■ Required task:
From the listing below, extract every line containing "قليلا".

■ Recorded information:
[start]

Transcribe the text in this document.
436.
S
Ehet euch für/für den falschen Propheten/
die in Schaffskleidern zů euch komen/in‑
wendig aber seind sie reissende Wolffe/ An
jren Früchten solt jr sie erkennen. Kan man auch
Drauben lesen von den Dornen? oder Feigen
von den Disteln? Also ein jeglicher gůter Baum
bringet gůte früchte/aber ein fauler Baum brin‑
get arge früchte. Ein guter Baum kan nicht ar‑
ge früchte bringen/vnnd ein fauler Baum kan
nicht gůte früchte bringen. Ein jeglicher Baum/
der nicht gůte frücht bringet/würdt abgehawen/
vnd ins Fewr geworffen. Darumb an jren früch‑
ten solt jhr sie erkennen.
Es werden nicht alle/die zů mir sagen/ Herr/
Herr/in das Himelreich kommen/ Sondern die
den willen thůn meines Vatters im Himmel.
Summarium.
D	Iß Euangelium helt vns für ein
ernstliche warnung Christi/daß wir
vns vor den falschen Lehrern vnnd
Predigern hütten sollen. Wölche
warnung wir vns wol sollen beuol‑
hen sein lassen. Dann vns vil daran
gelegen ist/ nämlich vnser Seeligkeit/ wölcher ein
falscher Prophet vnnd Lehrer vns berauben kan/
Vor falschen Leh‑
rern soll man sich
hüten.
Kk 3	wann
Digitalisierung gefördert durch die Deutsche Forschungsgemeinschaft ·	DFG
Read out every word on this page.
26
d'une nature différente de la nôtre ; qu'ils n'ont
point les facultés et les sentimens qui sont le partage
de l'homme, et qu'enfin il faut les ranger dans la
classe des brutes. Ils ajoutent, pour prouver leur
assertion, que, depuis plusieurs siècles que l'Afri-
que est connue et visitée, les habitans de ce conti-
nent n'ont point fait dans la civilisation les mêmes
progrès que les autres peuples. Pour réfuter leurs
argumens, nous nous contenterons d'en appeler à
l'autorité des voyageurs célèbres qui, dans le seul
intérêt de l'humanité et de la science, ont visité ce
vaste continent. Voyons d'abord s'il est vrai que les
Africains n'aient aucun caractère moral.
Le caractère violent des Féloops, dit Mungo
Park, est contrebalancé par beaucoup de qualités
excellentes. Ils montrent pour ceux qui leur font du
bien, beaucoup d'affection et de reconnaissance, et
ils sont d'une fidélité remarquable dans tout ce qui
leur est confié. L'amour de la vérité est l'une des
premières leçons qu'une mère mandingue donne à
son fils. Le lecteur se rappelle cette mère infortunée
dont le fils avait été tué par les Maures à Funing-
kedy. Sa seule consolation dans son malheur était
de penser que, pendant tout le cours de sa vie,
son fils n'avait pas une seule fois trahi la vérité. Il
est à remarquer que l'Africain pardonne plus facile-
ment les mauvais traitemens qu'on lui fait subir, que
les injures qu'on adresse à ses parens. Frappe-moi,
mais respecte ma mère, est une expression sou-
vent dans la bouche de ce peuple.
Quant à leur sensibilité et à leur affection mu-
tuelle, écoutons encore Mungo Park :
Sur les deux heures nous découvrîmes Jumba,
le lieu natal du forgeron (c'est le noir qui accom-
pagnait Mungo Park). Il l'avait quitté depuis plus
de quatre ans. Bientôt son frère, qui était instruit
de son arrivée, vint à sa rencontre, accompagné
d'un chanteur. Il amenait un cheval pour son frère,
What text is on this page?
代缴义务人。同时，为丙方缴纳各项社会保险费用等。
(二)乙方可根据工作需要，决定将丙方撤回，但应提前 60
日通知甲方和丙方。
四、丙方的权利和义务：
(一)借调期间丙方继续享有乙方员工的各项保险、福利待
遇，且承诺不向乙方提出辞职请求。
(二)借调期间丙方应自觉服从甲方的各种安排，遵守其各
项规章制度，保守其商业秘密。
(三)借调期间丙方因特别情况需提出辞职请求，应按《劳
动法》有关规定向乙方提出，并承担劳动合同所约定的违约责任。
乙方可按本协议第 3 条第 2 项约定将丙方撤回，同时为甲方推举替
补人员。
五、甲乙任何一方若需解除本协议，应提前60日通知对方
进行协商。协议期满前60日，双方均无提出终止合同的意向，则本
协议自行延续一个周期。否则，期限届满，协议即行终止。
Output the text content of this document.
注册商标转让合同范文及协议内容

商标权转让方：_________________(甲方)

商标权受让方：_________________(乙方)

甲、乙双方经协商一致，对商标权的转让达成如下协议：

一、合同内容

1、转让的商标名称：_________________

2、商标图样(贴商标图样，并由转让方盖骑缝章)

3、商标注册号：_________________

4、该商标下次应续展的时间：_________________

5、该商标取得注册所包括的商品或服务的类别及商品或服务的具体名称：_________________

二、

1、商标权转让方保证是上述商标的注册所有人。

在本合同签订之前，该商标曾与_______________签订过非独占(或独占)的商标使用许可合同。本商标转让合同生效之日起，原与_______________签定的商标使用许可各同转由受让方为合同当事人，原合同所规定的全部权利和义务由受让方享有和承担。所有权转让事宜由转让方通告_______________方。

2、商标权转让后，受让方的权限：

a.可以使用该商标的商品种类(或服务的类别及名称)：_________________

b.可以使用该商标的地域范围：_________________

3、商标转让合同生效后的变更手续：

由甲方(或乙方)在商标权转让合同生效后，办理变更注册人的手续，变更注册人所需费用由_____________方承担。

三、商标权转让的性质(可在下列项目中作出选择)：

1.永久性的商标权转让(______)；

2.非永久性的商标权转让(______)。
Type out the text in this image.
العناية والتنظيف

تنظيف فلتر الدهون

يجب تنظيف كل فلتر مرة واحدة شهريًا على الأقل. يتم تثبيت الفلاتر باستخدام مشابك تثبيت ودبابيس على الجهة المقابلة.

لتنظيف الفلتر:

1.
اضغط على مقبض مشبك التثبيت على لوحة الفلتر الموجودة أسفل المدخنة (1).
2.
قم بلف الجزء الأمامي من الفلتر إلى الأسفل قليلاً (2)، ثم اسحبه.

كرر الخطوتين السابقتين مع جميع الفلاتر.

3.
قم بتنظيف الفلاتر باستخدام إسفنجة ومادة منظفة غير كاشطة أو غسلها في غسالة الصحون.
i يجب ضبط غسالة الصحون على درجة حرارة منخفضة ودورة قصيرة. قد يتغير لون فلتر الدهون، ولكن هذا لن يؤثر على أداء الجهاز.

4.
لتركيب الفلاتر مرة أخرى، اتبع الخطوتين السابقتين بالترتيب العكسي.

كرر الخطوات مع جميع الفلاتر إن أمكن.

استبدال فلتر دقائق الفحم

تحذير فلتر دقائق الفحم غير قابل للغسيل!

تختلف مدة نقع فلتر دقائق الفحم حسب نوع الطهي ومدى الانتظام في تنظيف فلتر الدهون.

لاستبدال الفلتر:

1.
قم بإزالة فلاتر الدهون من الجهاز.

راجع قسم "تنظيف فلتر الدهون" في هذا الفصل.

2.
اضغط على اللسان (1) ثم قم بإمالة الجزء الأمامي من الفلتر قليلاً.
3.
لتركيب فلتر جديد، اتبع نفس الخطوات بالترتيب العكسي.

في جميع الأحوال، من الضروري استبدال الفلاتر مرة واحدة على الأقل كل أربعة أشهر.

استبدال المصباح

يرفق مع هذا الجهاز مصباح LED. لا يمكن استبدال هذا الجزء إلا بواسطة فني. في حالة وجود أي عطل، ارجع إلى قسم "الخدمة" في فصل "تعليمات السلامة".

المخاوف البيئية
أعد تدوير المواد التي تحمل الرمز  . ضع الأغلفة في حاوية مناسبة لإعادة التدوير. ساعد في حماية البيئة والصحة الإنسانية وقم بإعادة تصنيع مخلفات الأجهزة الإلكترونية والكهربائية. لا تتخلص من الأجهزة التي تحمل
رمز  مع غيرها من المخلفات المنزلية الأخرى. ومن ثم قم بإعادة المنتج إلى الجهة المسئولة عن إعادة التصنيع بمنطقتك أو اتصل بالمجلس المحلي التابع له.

[end]

■ Response to this exercise:
قم بلف الجزء الأمامي من الفلتر إلى الأسفل قليلاً (2)، ثم اسحبه.
اضغط على اللسان (1) ثم قم بإمالة الجزء الأمامي من الفلتر قليلاً.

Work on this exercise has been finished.